Return all of the data that follows precisely, leaving every image out.

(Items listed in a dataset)
■ ■ ■ ■
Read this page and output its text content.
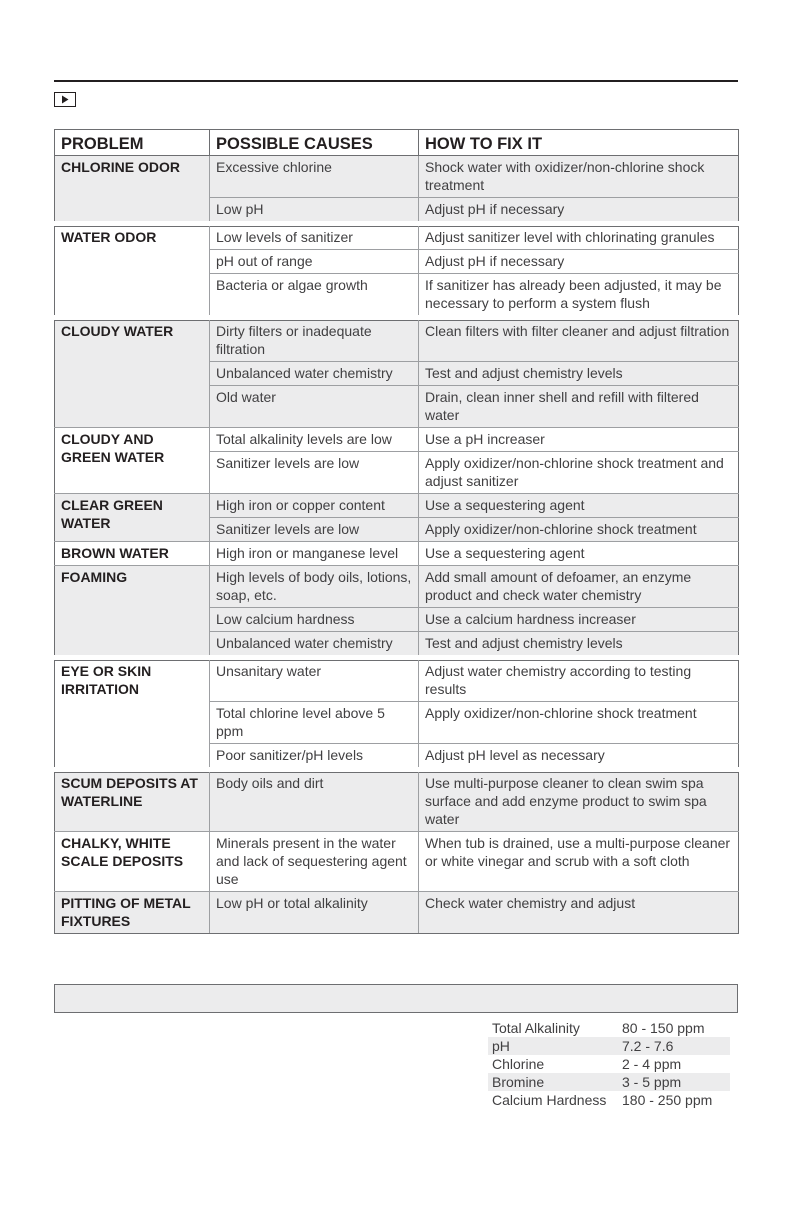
PROBLEM	POSSIBLE CAUSES	HOW TO FIX IT
CHLORINE ODOR	Excessive chlorine	Shock water with oxidizer/non-chlorine shock treatment
	Low pH	Adjust pH if necessary
WATER ODOR	Low levels of sanitizer	Adjust sanitizer level with chlorinating granules
	pH out of range	Adjust pH if necessary
	Bacteria or algae growth	If sanitizer has already been adjusted, it may be necessary to perform a system flush
CLOUDY WATER	Dirty filters or inadequate filtration	Clean filters with filter cleaner and adjust filtration
	Unbalanced water chemistry	Test and adjust chemistry levels
	Old water	Drain, clean inner shell and refill with filtered water
CLOUDY AND GREEN WATER	Total alkalinity levels are low	Use a pH increaser
	Sanitizer levels are low	Apply oxidizer/non-chlorine shock treatment and adjust sanitizer
CLEAR GREEN WATER	High iron or copper content	Use a sequestering agent
	Sanitizer levels are low	Apply oxidizer/non-chlorine shock treatment
BROWN WATER	High iron or manganese level	Use a sequestering agent
FOAMING	High levels of body oils, lotions, soap, etc.	Add small amount of defoamer, an enzyme product and check water chemistry
	Low calcium hardness	Use a calcium hardness increaser
	Unbalanced water chemistry	Test and adjust chemistry levels
EYE OR SKIN IRRITATION	Unsanitary water	Adjust water chemistry according to testing results
	Total chlorine level above 5 ppm	Apply oxidizer/non-chlorine shock treatment
	Poor sanitizer/pH levels	Adjust pH level as necessary
SCUM DEPOSITS AT WATERLINE	Body oils and dirt	Use multi-purpose cleaner to clean swim spa surface and add enzyme product to swim spa water
CHALKY, WHITE SCALE DEPOSITS	Minerals present in the water and lack of sequestering agent use	When tub is drained, use a multi-purpose cleaner or white vinegar and scrub with a soft cloth
PITTING OF METAL FIXTURES	Low pH or total alkalinity	Check water chemistry and adjust
Total Alkalinity	80 - 150 ppm
pH	7.2 - 7.6
Chlorine	2 - 4 ppm
Bromine	3 - 5 ppm
Calcium Hardness	180 - 250 ppm
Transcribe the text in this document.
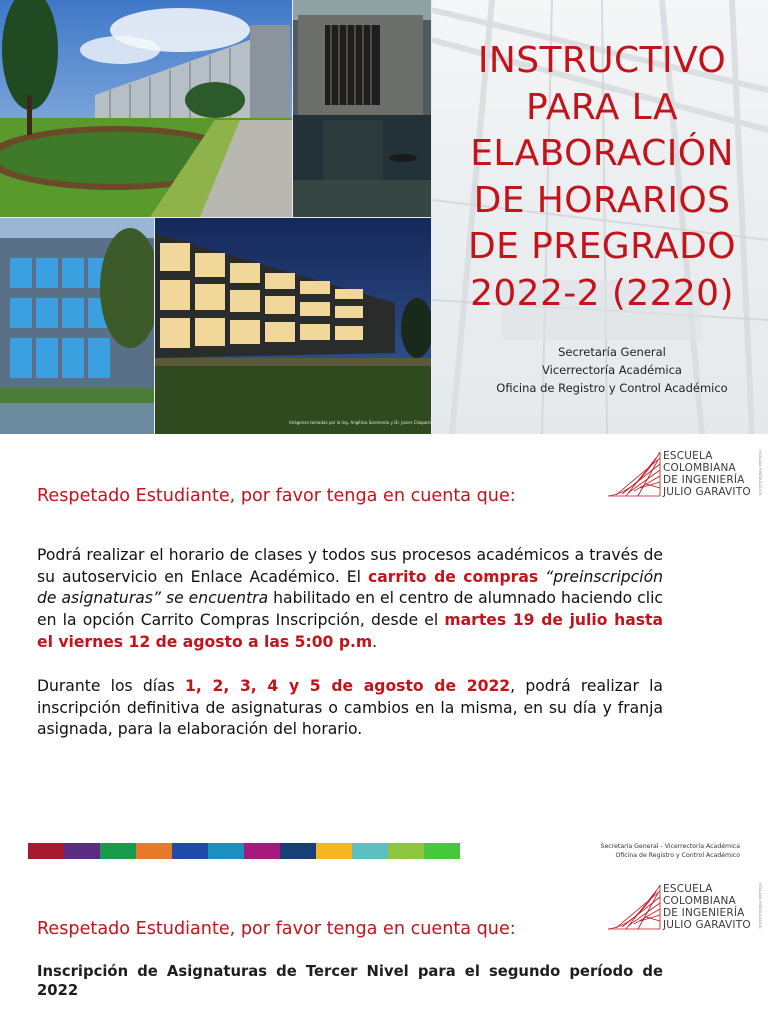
Imágenes tomadas por la Ing. Angélica Sarmiento y Dr. Javier Chaparro
INSTRUCTIVO
PARA LA
ELABORACIÓN
DE HORARIOS
DE PREGRADO
2022-2 (2220)
Secretaría General
Vicerrectoría Académica
Oficina de Registro y Control Académico
ESCUELA
COLOMBIANA
DE INGENIERÍA
JULIO GARAVITO	VIGILADA MINEDUCACIÓN
Respetado Estudiante, por favor tenga en cuenta que:
Podrá realizar el horario de clases y todos sus procesos académicos a través de su autoservicio en Enlace Académico. El carrito de compras “preinscripción de asignaturas” se encuentra habilitado en el centro de alumnado haciendo clic en la opción Carrito Compras Inscripción, desde el martes 19 de julio hasta el viernes 12 de agosto a las 5:00 p.m.
Durante los días 1, 2, 3, 4 y 5 de agosto de 2022, podrá realizar la inscripción definitiva de asignaturas o cambios en la misma, en su día y franja asignada, para la elaboración del horario.
Secretaría General - Vicerrectoría Académica
Oficina de Registro y Control Académico
ESCUELA
COLOMBIANA
DE INGENIERÍA
JULIO GARAVITO	VIGILADA MINEDUCACIÓN
Respetado Estudiante, por favor tenga en cuenta que:
Inscripción de Asignaturas de Tercer Nivel para el segundo período de 2022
■ ■ ■ ■
■ OUTPUT FOR THIS EXERCISE:
Read this page and output its text content.
PROBLEM	POSSIBLE CAUSES	HOW TO FIX IT
CHLORINE ODOR	Excessive chlorine	Shock water with oxidizer/non-chlorine shock treatment
	Low pH	Adjust pH if necessary
WATER ODOR	Low levels of sanitizer	Adjust sanitizer level with chlorinating granules
	pH out of range	Adjust pH if necessary
	Bacteria or algae growth	If sanitizer has already been adjusted, it may be necessary to perform a system flush
CLOUDY WATER	Dirty filters or inadequate filtration	Clean filters with filter cleaner and adjust filtration
	Unbalanced water chemistry	Test and adjust chemistry levels
	Old water	Drain, clean inner shell and refill with filtered water
CLOUDY AND GREEN WATER	Total alkalinity levels are low	Use a pH increaser
	Sanitizer levels are low	Apply oxidizer/non-chlorine shock treatment and adjust sanitizer
CLEAR GREEN WATER	High iron or copper content	Use a sequestering agent
	Sanitizer levels are low	Apply oxidizer/non-chlorine shock treatment
BROWN WATER	High iron or manganese level	Use a sequestering agent
FOAMING	High levels of body oils, lotions, soap, etc.	Add small amount of defoamer, an enzyme product and check water chemistry
	Low calcium hardness	Use a calcium hardness increaser
	Unbalanced water chemistry	Test and adjust chemistry levels
EYE OR SKIN IRRITATION	Unsanitary water	Adjust water chemistry according to testing results
	Total chlorine level above 5 ppm	Apply oxidizer/non-chlorine shock treatment
	Poor sanitizer/pH levels	Adjust pH level as necessary
SCUM DEPOSITS AT WATERLINE	Body oils and dirt	Use multi-purpose cleaner to clean swim spa surface and add enzyme product to swim spa water
CHALKY, WHITE SCALE DEPOSITS	Minerals present in the water and lack of sequestering agent use	When tub is drained, use a multi-purpose cleaner or white vinegar and scrub with a soft cloth
PITTING OF METAL FIXTURES	Low pH or total alkalinity	Check water chemistry and adjust
Total Alkalinity	80 - 150 ppm
pH	7.2 - 7.6
Chlorine	2 - 4 ppm
Bromine	3 - 5 ppm
Calcium Hardness	180 - 250 ppm
Transcribe the text in this document.
Imágenes tomadas por la Ing. Angélica Sarmiento y Dr. Javier Chaparro
INSTRUCTIVO
PARA LA
ELABORACIÓN
DE HORARIOS
DE PREGRADO
2022-2 (2220)
Secretaría General
Vicerrectoría Académica
Oficina de Registro y Control Académico
ESCUELA
COLOMBIANA
DE INGENIERÍA
JULIO GARAVITO	VIGILADA MINEDUCACIÓN
Respetado Estudiante, por favor tenga en cuenta que:
Podrá realizar el horario de clases y todos sus procesos académicos a través de su autoservicio en Enlace Académico. El carrito de compras “preinscripción de asignaturas” se encuentra habilitado en el centro de alumnado haciendo clic en la opción Carrito Compras Inscripción, desde el martes 19 de julio hasta el viernes 12 de agosto a las 5:00 p.m.
Durante los días 1, 2, 3, 4 y 5 de agosto de 2022, podrá realizar la inscripción definitiva de asignaturas o cambios en la misma, en su día y franja asignada, para la elaboración del horario.
Secretaría General - Vicerrectoría Académica
Oficina de Registro y Control Académico
ESCUELA
COLOMBIANA
DE INGENIERÍA
JULIO GARAVITO	VIGILADA MINEDUCACIÓN
Respetado Estudiante, por favor tenga en cuenta que:
Inscripción de Asignaturas de Tercer Nivel para el segundo período de 2022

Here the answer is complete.